Saved entries:

========

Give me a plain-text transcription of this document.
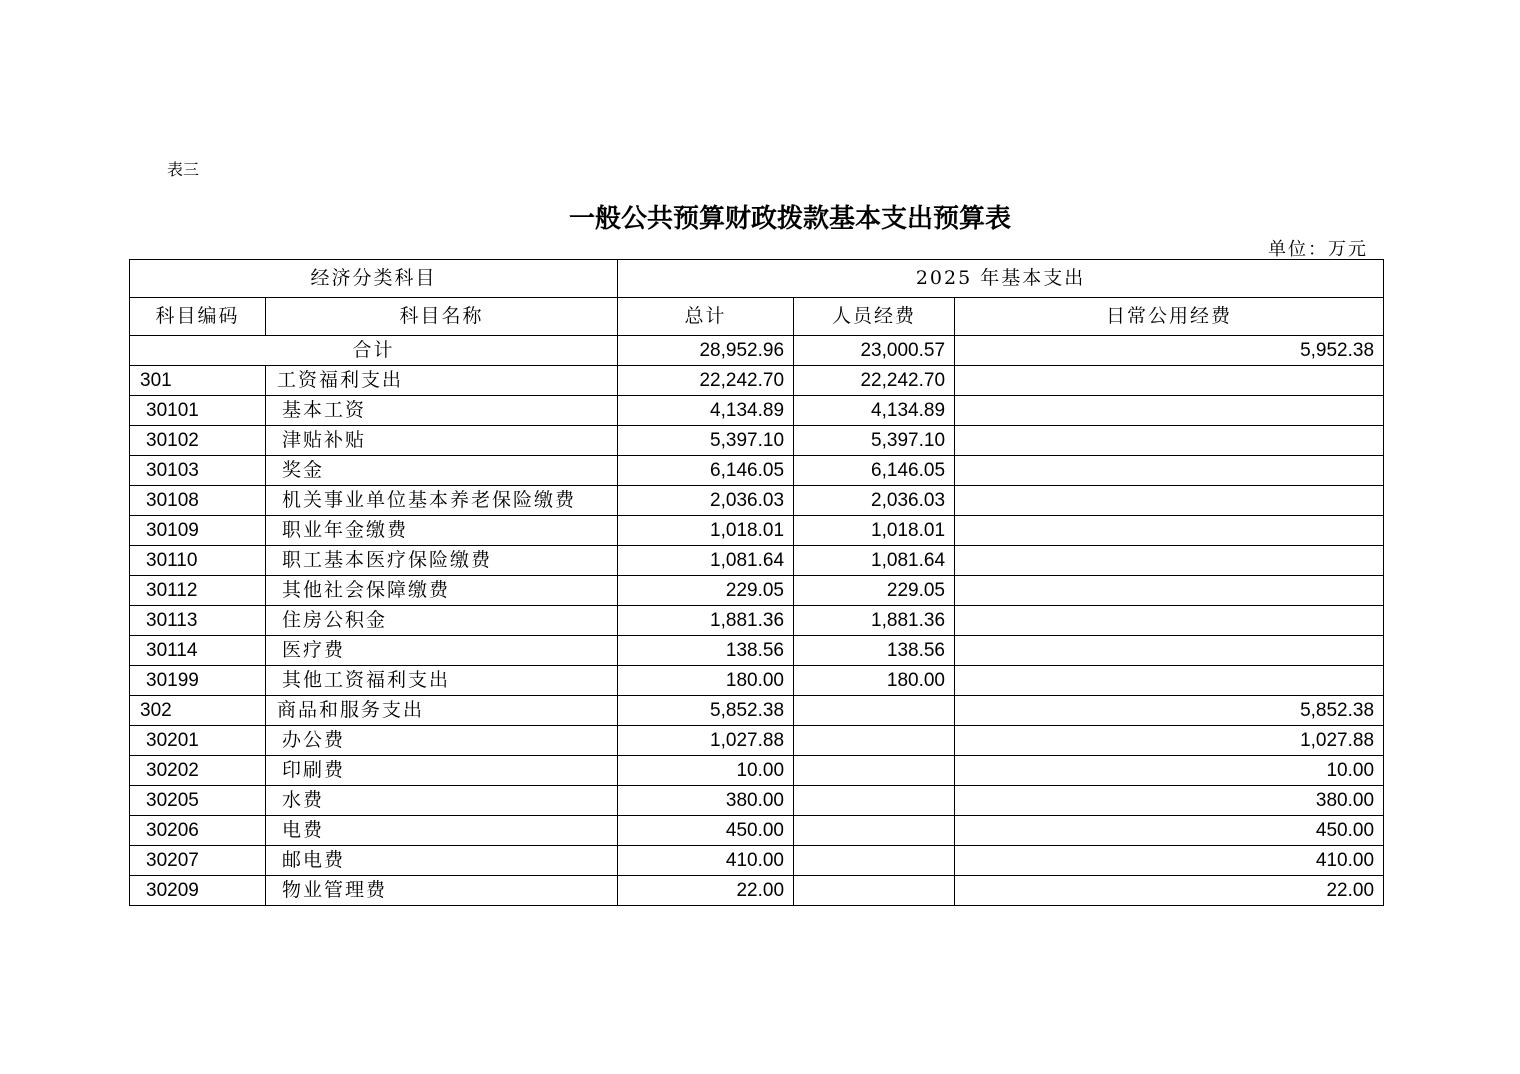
表三
一般公共预算财政拨款基本支出预算表
单位：万元
经济分类科目		2025 年基本支出		
科目编码	科目名称	总计	人员经费	日常公用经费
合计		28,952.96	23,000.57	5,952.38
301	工资福利支出	22,242.70	22,242.70	
30101	基本工资	4,134.89	4,134.89	
30102	津贴补贴	5,397.10	5,397.10	
30103	奖金	6,146.05	6,146.05	
30108	机关事业单位基本养老保险缴费	2,036.03	2,036.03	
30109	职业年金缴费	1,018.01	1,018.01	
30110	职工基本医疗保险缴费	1,081.64	1,081.64	
30112	其他社会保障缴费	229.05	229.05	
30113	住房公积金	1,881.36	1,881.36	
30114	医疗费	138.56	138.56	
30199	其他工资福利支出	180.00	180.00	
302	商品和服务支出	5,852.38		5,852.38
30201	办公费	1,027.88		1,027.88
30202	印刷费	10.00		10.00
30205	水费	380.00		380.00
30206	电费	450.00		450.00
30207	邮电费	410.00		410.00
30209	物业管理费	22.00		22.00
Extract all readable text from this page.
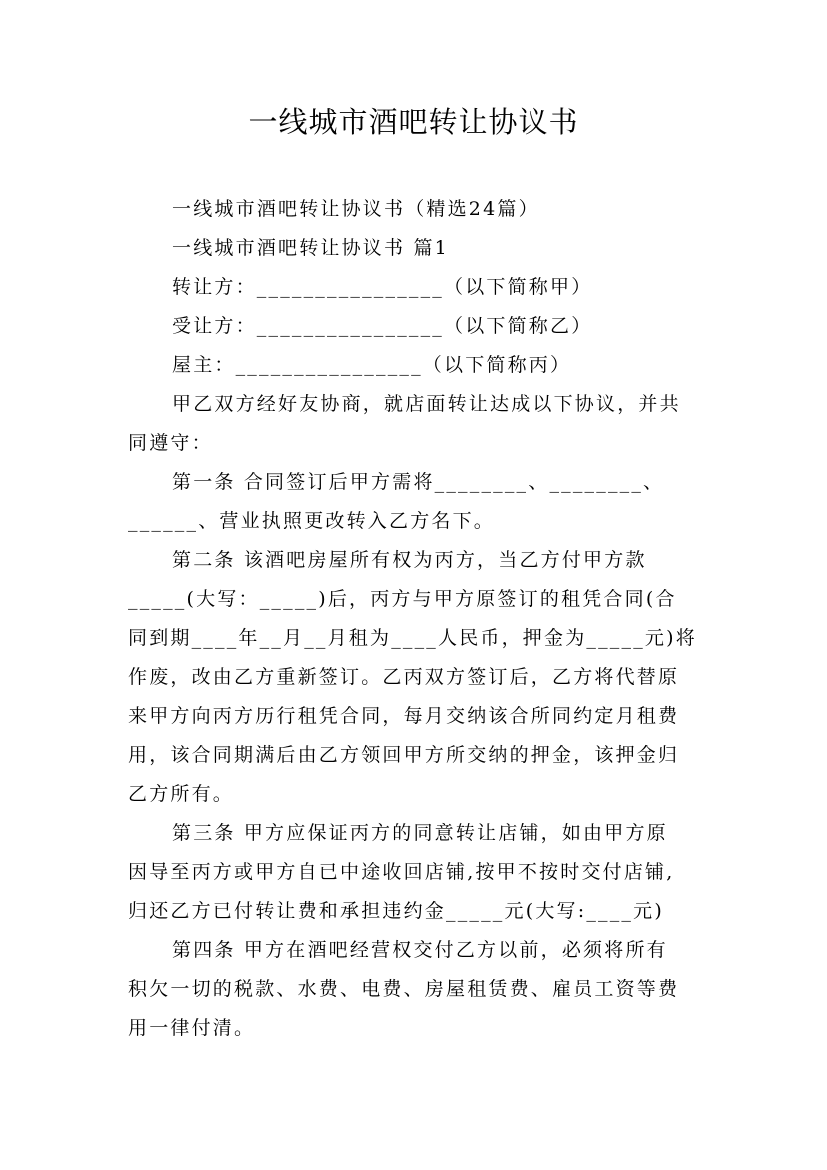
一线城市酒吧转让协议书

一线城市酒吧转让协议书（精选24篇）

一线城市酒吧转让协议书 篇1

转让方：________________（以下简称甲）

受让方：________________（以下简称乙）

屋主：________________（以下简称丙）

甲乙双方经好友协商，就店面转让达成以下协议，并共

同遵守：

第一条 合同签订后甲方需将________、________、

______、营业执照更改转入乙方名下。

第二条 该酒吧房屋所有权为丙方，当乙方付甲方款

_____(大写：_____)后，丙方与甲方原签订的租凭合同(合

同到期____年__月__月租为____人民币，押金为_____元)将

作废，改由乙方重新签订。乙丙双方签订后，乙方将代替原

来甲方向丙方历行租凭合同，每月交纳该合所同约定月租费

用，该合同期满后由乙方领回甲方所交纳的押金，该押金归

乙方所有。

第三条 甲方应保证丙方的同意转让店铺，如由甲方原

因导至丙方或甲方自已中途收回店铺,按甲不按时交付店铺,

归还乙方已付转让费和承担违约金_____元(大写:____元)

第四条 甲方在酒吧经营权交付乙方以前，必须将所有

积欠一切的税款、水费、电费、房屋租赁费、雇员工资等费

用一律付清。
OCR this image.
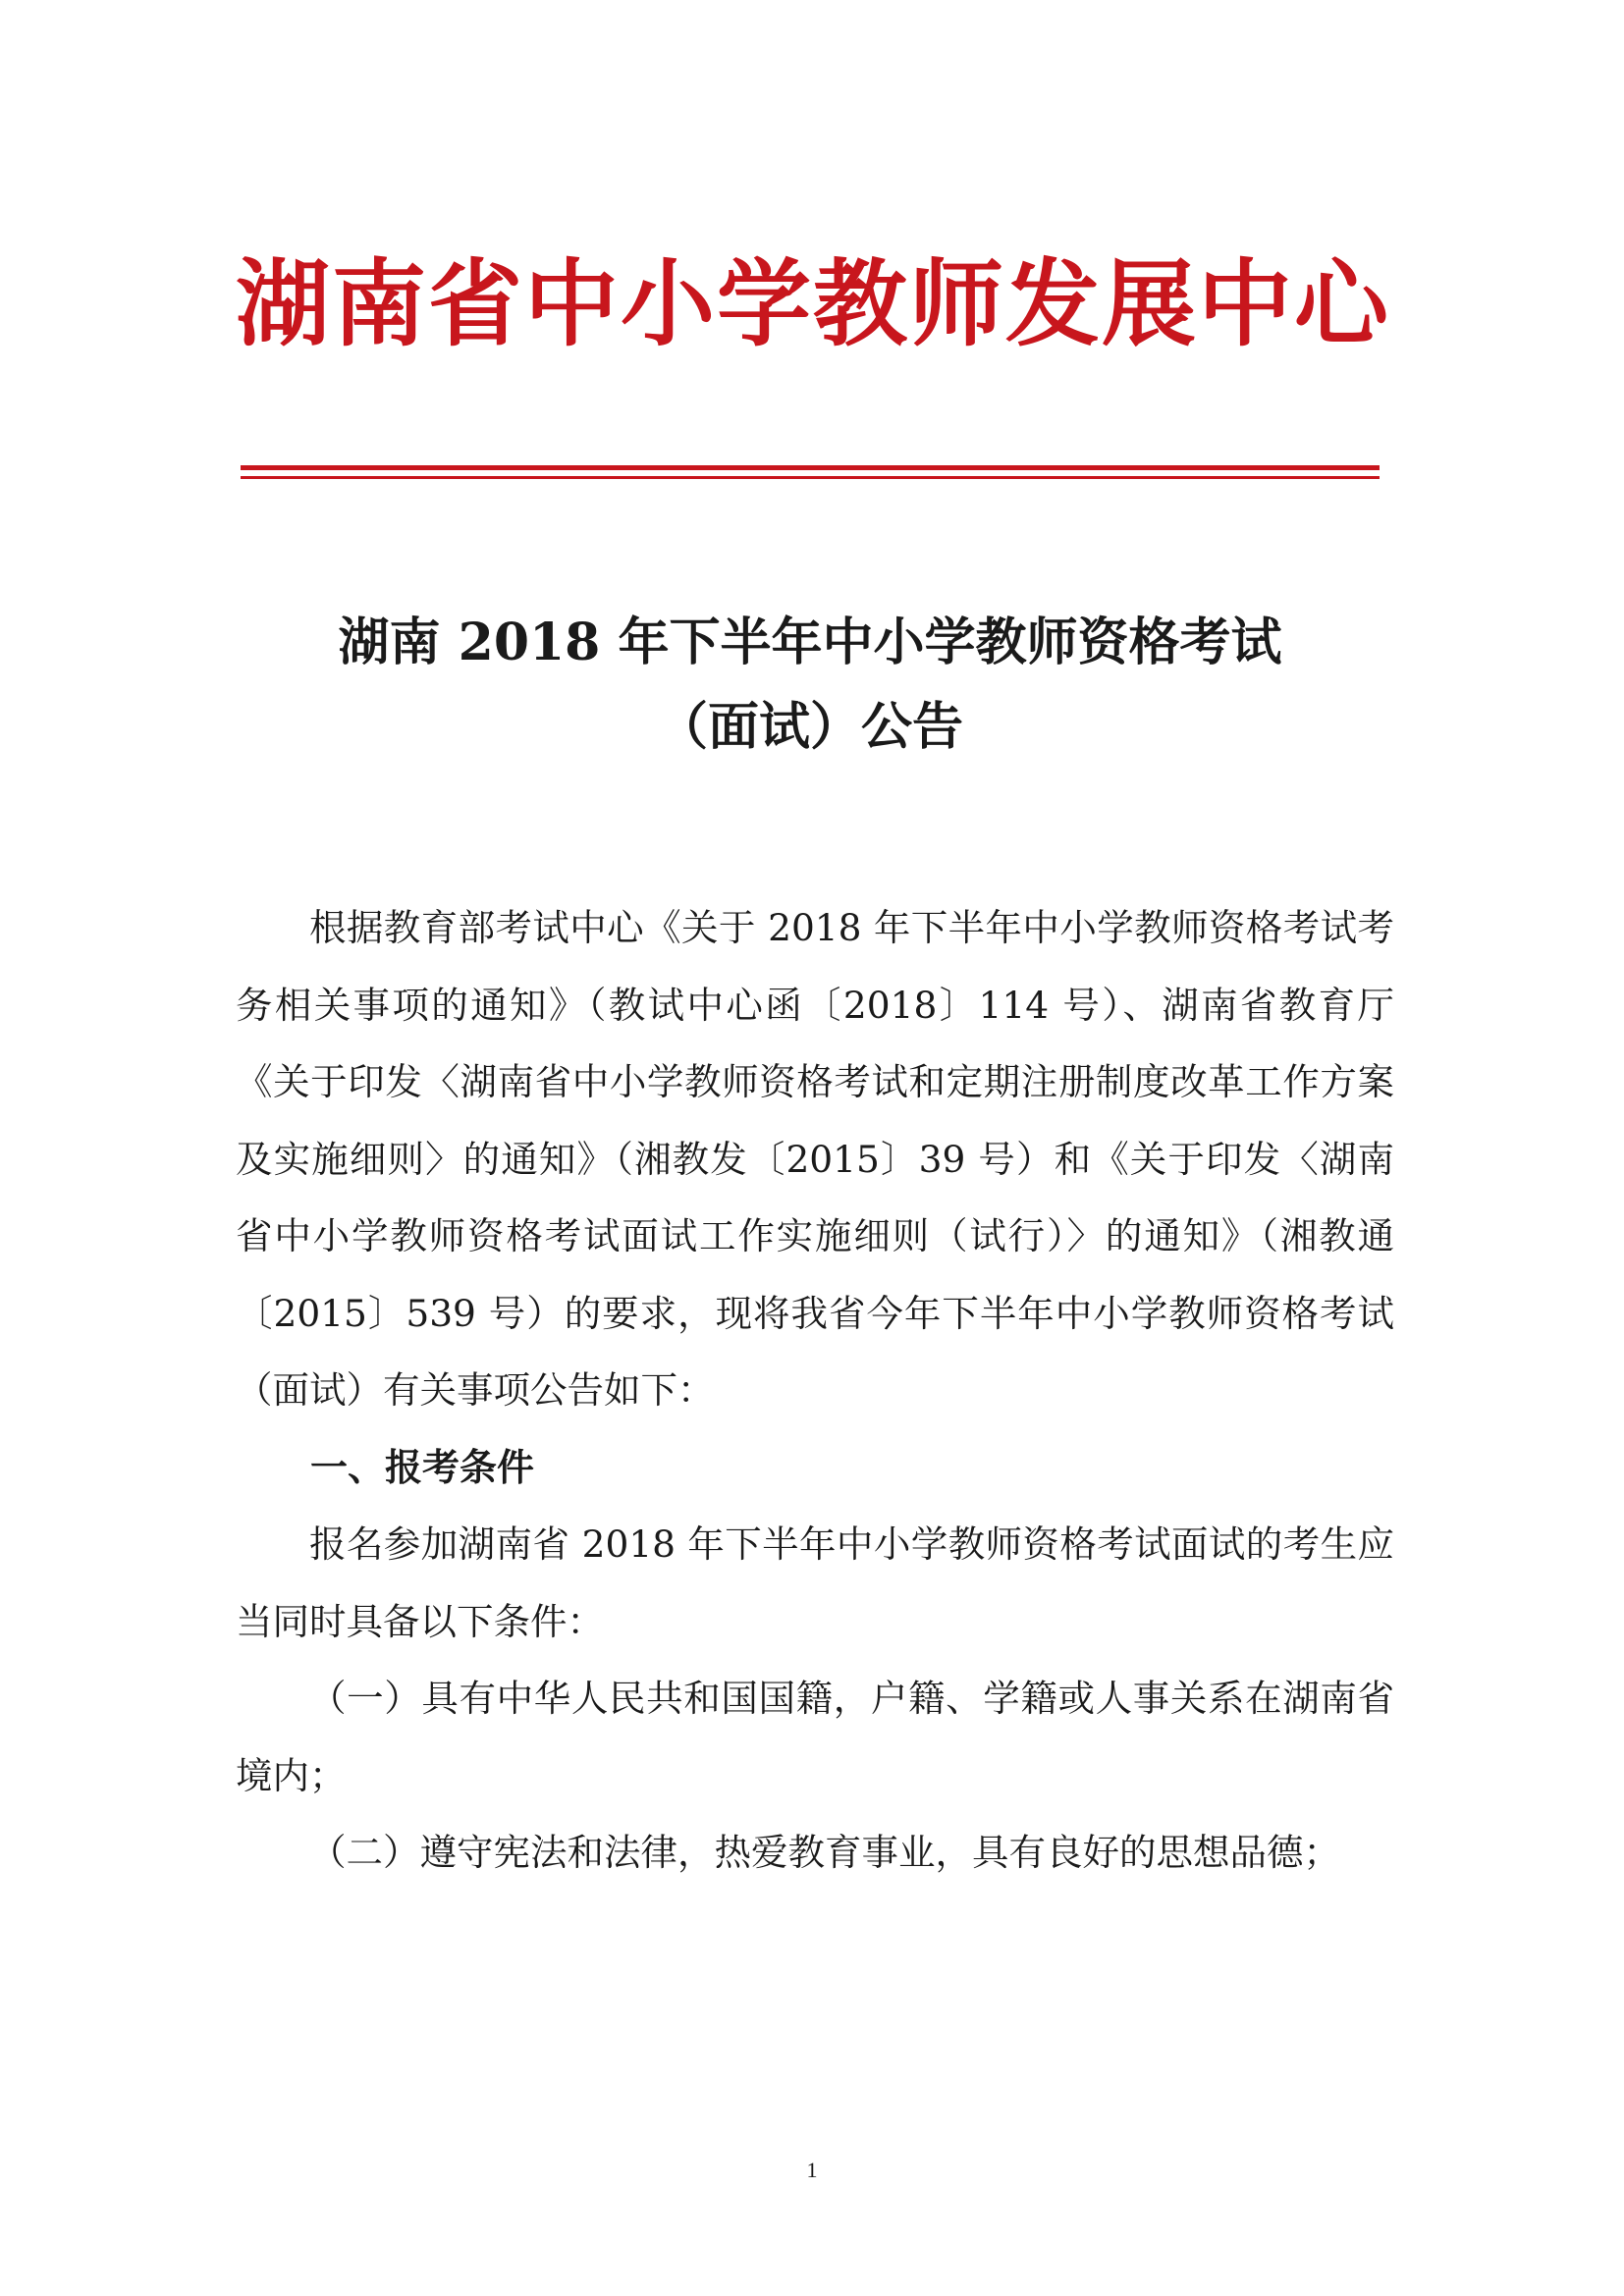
湖南省中小学教师发展中心
湖南 2018 年下半年中小学教师资格考试
（面试）公告

根据教育部考试中心《关于 2018 年下半年中小学教师资格考试考务相关事项的通知》（教试中心函〔2018〕114 号）、湖南省教育厅《关于印发〈湖南省中小学教师资格考试和定期注册制度改革工作方案及实施细则〉的通知》（湘教发〔2015〕39 号）和《关于印发〈湖南省中小学教师资格考试面试工作实施细则（试行）〉的通知》（湘教通〔2015〕539 号）的要求，现将我省今年下半年中小学教师资格考试（面试）有关事项公告如下：

一、报考条件

报名参加湖南省 2018 年下半年中小学教师资格考试面试的考生应当同时具备以下条件：

（一）具有中华人民共和国国籍，户籍、学籍或人事关系在湖南省境内；

（二）遵守宪法和法律，热爱教育事业，具有良好的思想品德；

1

========

→ **AIM OF THE TASK**
Above are records to transcribe exactly; leave their pictures out.

→ **CORRECT ANSWER**
Give me a plain-text transcription of this document.
表三
一般公共预算财政拨款基本支出预算表
单位：万元
经济分类科目		2025 年基本支出		
科目编码	科目名称	总计	人员经费	日常公用经费
合计		28,952.96	23,000.57	5,952.38
301	工资福利支出	22,242.70	22,242.70	
30101	基本工资	4,134.89	4,134.89	
30102	津贴补贴	5,397.10	5,397.10	
30103	奖金	6,146.05	6,146.05	
30108	机关事业单位基本养老保险缴费	2,036.03	2,036.03	
30109	职业年金缴费	1,018.01	1,018.01	
30110	职工基本医疗保险缴费	1,081.64	1,081.64	
30112	其他社会保障缴费	229.05	229.05	
30113	住房公积金	1,881.36	1,881.36	
30114	医疗费	138.56	138.56	
30199	其他工资福利支出	180.00	180.00	
302	商品和服务支出	5,852.38		5,852.38
30201	办公费	1,027.88		1,027.88
30202	印刷费	10.00		10.00
30205	水费	380.00		380.00
30206	电费	450.00		450.00
30207	邮电费	410.00		410.00
30209	物业管理费	22.00		22.00
Extract all readable text from this page.
一线城市酒吧转让协议书

一线城市酒吧转让协议书（精选24篇）

一线城市酒吧转让协议书 篇1

转让方：________________（以下简称甲）

受让方：________________（以下简称乙）

屋主：________________（以下简称丙）

甲乙双方经好友协商，就店面转让达成以下协议，并共

同遵守：

第一条 合同签订后甲方需将________、________、

______、营业执照更改转入乙方名下。

第二条 该酒吧房屋所有权为丙方，当乙方付甲方款

_____(大写：_____)后，丙方与甲方原签订的租凭合同(合

同到期____年__月__月租为____人民币，押金为_____元)将

作废，改由乙方重新签订。乙丙双方签订后，乙方将代替原

来甲方向丙方历行租凭合同，每月交纳该合所同约定月租费

用，该合同期满后由乙方领回甲方所交纳的押金，该押金归

乙方所有。

第三条 甲方应保证丙方的同意转让店铺，如由甲方原

因导至丙方或甲方自已中途收回店铺,按甲不按时交付店铺,

归还乙方已付转让费和承担违约金_____元(大写:____元)

第四条 甲方在酒吧经营权交付乙方以前，必须将所有

积欠一切的税款、水费、电费、房屋租赁费、雇员工资等费

用一律付清。
OCR this image.
湖南省中小学教师发展中心
湖南 2018 年下半年中小学教师资格考试
（面试）公告

根据教育部考试中心《关于 2018 年下半年中小学教师资格考试考务相关事项的通知》（教试中心函〔2018〕114 号）、湖南省教育厅《关于印发〈湖南省中小学教师资格考试和定期注册制度改革工作方案及实施细则〉的通知》（湘教发〔2015〕39 号）和《关于印发〈湖南省中小学教师资格考试面试工作实施细则（试行）〉的通知》（湘教通〔2015〕539 号）的要求，现将我省今年下半年中小学教师资格考试（面试）有关事项公告如下：

一、报考条件

报名参加湖南省 2018 年下半年中小学教师资格考试面试的考生应当同时具备以下条件：

（一）具有中华人民共和国国籍，户籍、学籍或人事关系在湖南省境内；

（二）遵守宪法和法律，热爱教育事业，具有良好的思想品德；

1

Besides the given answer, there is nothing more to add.